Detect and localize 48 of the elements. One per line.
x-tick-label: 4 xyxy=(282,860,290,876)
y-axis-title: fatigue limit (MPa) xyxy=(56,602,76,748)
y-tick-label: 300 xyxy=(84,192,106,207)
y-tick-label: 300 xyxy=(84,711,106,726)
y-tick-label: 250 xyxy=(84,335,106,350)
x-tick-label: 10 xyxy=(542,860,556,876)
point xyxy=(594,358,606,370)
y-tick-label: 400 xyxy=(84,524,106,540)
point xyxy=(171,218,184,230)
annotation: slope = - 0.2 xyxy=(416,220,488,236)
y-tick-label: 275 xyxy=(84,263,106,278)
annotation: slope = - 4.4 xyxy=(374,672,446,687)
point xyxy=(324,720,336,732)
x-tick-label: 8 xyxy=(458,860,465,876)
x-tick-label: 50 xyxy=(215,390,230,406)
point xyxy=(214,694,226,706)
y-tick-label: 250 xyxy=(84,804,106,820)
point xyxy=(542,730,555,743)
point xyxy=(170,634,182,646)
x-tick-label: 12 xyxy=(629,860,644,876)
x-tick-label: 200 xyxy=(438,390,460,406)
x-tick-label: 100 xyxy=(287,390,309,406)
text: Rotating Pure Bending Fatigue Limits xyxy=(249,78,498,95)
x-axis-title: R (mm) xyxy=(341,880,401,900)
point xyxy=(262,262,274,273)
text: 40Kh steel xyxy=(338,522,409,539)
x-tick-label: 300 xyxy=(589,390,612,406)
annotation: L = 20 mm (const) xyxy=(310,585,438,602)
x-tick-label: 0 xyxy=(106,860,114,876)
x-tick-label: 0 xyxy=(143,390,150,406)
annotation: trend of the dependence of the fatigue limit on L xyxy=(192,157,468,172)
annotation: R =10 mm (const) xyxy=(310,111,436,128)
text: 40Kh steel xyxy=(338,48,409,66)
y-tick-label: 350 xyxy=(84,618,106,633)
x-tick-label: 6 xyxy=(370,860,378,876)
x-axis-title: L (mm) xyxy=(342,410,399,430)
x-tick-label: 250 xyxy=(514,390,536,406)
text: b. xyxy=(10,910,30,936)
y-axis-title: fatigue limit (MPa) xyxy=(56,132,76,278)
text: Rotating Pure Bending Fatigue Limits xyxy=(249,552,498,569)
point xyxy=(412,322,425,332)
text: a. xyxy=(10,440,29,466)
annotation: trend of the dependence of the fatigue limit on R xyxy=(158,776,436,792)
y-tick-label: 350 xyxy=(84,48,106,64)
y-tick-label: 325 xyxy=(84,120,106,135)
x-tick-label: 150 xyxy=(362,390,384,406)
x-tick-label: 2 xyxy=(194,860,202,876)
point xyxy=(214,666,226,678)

•••••

**Given problem**
Copy the rows from the first one through the line that contains "point xyxy=(171,218,184,230)", keeping every character as it appears and including both of those lines.

**Reply to the task**
Detect and localize 48 of the elements. One per line.
x-tick-label: 4 xyxy=(282,860,290,876)
y-axis-title: fatigue limit (MPa) xyxy=(56,602,76,748)
y-tick-label: 300 xyxy=(84,192,106,207)
y-tick-label: 300 xyxy=(84,711,106,726)
y-tick-label: 250 xyxy=(84,335,106,350)
x-tick-label: 10 xyxy=(542,860,556,876)
point xyxy=(594,358,606,370)
y-tick-label: 400 xyxy=(84,524,106,540)
point xyxy=(171,218,184,230)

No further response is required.